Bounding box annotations
++++

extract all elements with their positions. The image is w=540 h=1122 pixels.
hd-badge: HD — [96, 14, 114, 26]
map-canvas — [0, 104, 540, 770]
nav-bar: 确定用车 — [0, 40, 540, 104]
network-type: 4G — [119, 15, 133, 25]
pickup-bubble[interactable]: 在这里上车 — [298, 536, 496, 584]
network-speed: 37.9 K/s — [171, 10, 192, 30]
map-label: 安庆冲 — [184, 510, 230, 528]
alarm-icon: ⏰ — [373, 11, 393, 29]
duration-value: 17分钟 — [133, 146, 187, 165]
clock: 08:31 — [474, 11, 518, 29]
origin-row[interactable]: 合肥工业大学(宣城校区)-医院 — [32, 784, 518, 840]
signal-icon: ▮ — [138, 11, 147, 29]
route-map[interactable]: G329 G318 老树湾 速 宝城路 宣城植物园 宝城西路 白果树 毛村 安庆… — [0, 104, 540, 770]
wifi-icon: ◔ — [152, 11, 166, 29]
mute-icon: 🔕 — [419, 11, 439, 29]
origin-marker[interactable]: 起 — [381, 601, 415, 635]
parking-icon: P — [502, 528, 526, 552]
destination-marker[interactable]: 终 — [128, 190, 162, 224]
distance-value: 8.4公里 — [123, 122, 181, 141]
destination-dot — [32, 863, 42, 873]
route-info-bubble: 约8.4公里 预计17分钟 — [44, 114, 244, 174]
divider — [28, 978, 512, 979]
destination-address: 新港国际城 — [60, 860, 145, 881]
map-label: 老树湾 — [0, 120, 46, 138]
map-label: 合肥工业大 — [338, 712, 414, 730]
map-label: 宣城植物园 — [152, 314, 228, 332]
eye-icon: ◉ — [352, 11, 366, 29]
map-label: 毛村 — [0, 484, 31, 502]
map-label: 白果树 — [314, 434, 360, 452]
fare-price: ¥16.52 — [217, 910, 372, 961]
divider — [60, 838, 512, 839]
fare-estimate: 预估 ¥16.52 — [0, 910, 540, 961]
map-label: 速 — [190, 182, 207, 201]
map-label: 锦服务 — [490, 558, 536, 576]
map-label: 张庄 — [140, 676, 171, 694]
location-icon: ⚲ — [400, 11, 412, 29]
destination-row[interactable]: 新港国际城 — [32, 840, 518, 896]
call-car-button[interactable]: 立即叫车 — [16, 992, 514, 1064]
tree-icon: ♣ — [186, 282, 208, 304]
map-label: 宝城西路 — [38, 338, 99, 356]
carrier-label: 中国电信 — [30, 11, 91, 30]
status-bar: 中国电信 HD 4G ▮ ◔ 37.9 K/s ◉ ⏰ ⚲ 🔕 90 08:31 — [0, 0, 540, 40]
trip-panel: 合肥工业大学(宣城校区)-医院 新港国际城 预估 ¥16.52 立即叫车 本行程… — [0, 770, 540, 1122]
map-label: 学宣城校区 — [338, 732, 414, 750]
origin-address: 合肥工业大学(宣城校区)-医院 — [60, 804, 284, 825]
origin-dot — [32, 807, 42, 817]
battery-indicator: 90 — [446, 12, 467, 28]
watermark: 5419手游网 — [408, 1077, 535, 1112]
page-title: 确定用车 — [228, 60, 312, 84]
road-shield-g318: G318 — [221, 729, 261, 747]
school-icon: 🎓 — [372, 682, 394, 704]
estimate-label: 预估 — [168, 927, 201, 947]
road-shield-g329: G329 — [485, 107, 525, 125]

++++

PROBLEM DESCRIPTION:
How many lines in the rows above contain the string "bubble", matching case exactly? Reply with only the number.

OUTPUT:
2